→ **WRITTEN REQUEST**
Write every line out verbatim and omit the pictures.

→ **Figure contents as structured data**
>> begin
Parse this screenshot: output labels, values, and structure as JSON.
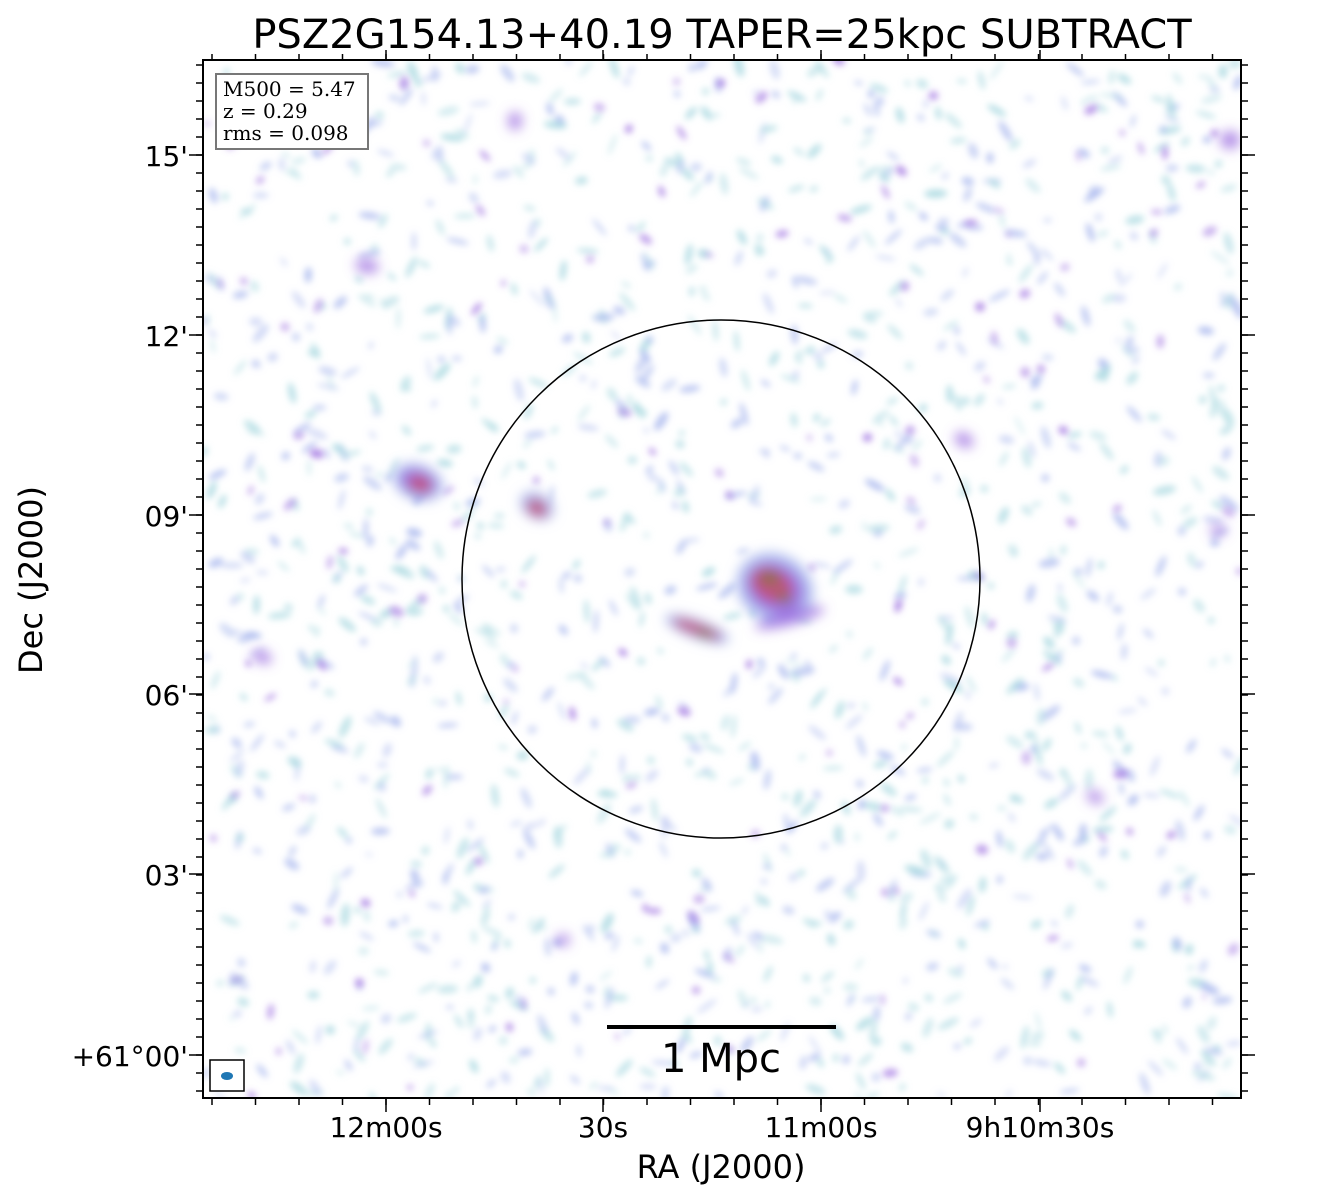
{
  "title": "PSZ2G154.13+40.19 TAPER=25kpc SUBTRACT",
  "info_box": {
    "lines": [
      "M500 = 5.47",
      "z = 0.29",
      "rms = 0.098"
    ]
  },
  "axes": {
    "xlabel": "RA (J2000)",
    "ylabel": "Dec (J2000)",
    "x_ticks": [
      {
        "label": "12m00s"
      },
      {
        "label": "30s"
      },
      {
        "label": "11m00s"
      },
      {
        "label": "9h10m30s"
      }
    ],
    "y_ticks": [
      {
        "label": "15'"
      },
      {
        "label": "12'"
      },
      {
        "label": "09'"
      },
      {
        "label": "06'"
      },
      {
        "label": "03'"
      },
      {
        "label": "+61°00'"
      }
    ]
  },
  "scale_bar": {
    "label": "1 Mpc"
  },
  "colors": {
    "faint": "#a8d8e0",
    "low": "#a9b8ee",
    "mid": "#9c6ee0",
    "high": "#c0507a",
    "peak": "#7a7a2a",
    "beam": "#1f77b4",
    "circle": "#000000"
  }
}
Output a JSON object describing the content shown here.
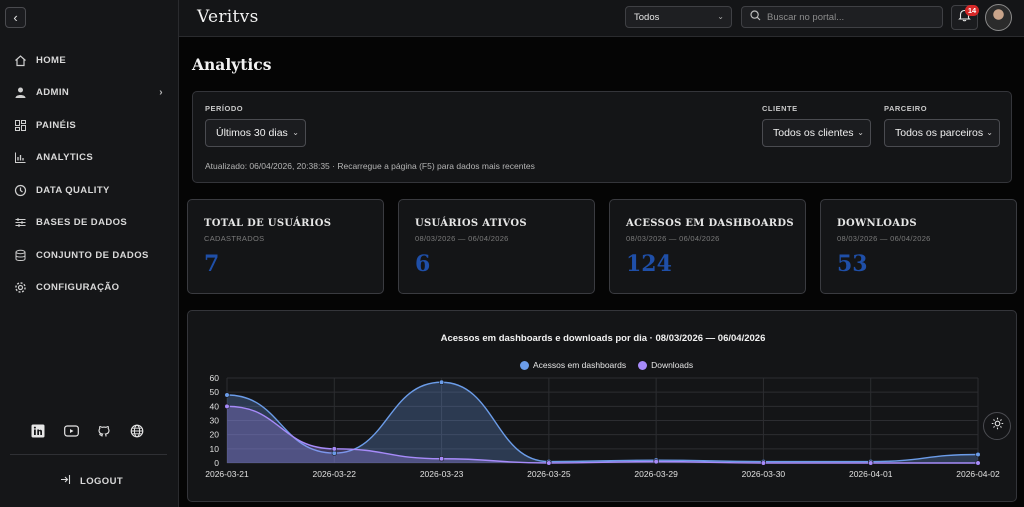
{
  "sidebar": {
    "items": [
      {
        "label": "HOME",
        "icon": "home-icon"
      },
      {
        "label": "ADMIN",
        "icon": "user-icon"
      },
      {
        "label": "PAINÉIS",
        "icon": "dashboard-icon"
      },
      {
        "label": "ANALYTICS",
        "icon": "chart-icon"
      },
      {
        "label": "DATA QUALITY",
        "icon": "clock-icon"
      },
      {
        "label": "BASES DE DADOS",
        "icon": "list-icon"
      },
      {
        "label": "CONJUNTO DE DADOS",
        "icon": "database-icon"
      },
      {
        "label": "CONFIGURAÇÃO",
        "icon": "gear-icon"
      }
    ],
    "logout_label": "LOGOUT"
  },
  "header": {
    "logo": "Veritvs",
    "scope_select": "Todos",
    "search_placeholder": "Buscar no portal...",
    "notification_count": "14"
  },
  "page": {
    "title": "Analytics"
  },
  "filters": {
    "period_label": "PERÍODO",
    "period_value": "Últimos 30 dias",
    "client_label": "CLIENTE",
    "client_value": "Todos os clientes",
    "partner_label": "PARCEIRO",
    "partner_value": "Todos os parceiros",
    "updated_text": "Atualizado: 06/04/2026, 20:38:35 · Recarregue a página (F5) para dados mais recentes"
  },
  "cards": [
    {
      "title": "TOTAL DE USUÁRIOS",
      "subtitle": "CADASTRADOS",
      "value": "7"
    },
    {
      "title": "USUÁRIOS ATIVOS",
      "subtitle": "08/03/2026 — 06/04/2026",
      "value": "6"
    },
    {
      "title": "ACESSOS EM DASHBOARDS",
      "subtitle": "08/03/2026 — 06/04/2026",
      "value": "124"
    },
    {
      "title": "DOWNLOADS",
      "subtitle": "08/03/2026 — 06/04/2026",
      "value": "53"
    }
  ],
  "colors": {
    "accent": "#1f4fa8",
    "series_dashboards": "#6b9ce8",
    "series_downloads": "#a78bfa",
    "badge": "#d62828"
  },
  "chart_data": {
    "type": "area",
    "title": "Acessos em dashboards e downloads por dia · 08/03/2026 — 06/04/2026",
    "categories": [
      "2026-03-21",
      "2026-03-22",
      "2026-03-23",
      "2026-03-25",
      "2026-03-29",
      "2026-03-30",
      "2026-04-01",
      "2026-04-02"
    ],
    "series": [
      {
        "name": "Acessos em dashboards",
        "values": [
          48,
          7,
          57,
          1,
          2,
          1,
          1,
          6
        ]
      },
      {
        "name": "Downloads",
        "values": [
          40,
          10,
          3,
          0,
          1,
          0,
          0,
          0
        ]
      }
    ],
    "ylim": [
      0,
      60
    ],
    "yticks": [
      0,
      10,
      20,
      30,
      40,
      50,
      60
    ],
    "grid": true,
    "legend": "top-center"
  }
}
>> end
→ **SOLVED EXERCISE**
Parse this screenshot: output labels, values, and structure as JSON.
{
  "title": "PSZ2G154.13+40.19 TAPER=25kpc SUBTRACT",
  "info_box": {
    "lines": [
      "M500 = 5.47",
      "z = 0.29",
      "rms = 0.098"
    ]
  },
  "axes": {
    "xlabel": "RA (J2000)",
    "ylabel": "Dec (J2000)",
    "x_ticks": [
      {
        "label": "12m00s"
      },
      {
        "label": "30s"
      },
      {
        "label": "11m00s"
      },
      {
        "label": "9h10m30s"
      }
    ],
    "y_ticks": [
      {
        "label": "15'"
      },
      {
        "label": "12'"
      },
      {
        "label": "09'"
      },
      {
        "label": "06'"
      },
      {
        "label": "03'"
      },
      {
        "label": "+61°00'"
      }
    ]
  },
  "scale_bar": {
    "label": "1 Mpc"
  },
  "colors": {
    "faint": "#a8d8e0",
    "low": "#a9b8ee",
    "mid": "#9c6ee0",
    "high": "#c0507a",
    "peak": "#7a7a2a",
    "beam": "#1f77b4",
    "circle": "#000000"
  }
}
Output a JSON object describing the content shown here.
{
  "sidebar": {
    "items": [
      {
        "label": "HOME",
        "icon": "home-icon"
      },
      {
        "label": "ADMIN",
        "icon": "user-icon"
      },
      {
        "label": "PAINÉIS",
        "icon": "dashboard-icon"
      },
      {
        "label": "ANALYTICS",
        "icon": "chart-icon"
      },
      {
        "label": "DATA QUALITY",
        "icon": "clock-icon"
      },
      {
        "label": "BASES DE DADOS",
        "icon": "list-icon"
      },
      {
        "label": "CONJUNTO DE DADOS",
        "icon": "database-icon"
      },
      {
        "label": "CONFIGURAÇÃO",
        "icon": "gear-icon"
      }
    ],
    "logout_label": "LOGOUT"
  },
  "header": {
    "logo": "Veritvs",
    "scope_select": "Todos",
    "search_placeholder": "Buscar no portal...",
    "notification_count": "14"
  },
  "page": {
    "title": "Analytics"
  },
  "filters": {
    "period_label": "PERÍODO",
    "period_value": "Últimos 30 dias",
    "client_label": "CLIENTE",
    "client_value": "Todos os clientes",
    "partner_label": "PARCEIRO",
    "partner_value": "Todos os parceiros",
    "updated_text": "Atualizado: 06/04/2026, 20:38:35 · Recarregue a página (F5) para dados mais recentes"
  },
  "cards": [
    {
      "title": "TOTAL DE USUÁRIOS",
      "subtitle": "CADASTRADOS",
      "value": "7"
    },
    {
      "title": "USUÁRIOS ATIVOS",
      "subtitle": "08/03/2026 — 06/04/2026",
      "value": "6"
    },
    {
      "title": "ACESSOS EM DASHBOARDS",
      "subtitle": "08/03/2026 — 06/04/2026",
      "value": "124"
    },
    {
      "title": "DOWNLOADS",
      "subtitle": "08/03/2026 — 06/04/2026",
      "value": "53"
    }
  ],
  "colors": {
    "accent": "#1f4fa8",
    "series_dashboards": "#6b9ce8",
    "series_downloads": "#a78bfa",
    "badge": "#d62828"
  },
  "chart_data": {
    "type": "area",
    "title": "Acessos em dashboards e downloads por dia · 08/03/2026 — 06/04/2026",
    "categories": [
      "2026-03-21",
      "2026-03-22",
      "2026-03-23",
      "2026-03-25",
      "2026-03-29",
      "2026-03-30",
      "2026-04-01",
      "2026-04-02"
    ],
    "series": [
      {
        "name": "Acessos em dashboards",
        "values": [
          48,
          7,
          57,
          1,
          2,
          1,
          1,
          6
        ]
      },
      {
        "name": "Downloads",
        "values": [
          40,
          10,
          3,
          0,
          1,
          0,
          0,
          0
        ]
      }
    ],
    "ylim": [
      0,
      60
    ],
    "yticks": [
      0,
      10,
      20,
      30,
      40,
      50,
      60
    ],
    "grid": true,
    "legend": "top-center"
  }
}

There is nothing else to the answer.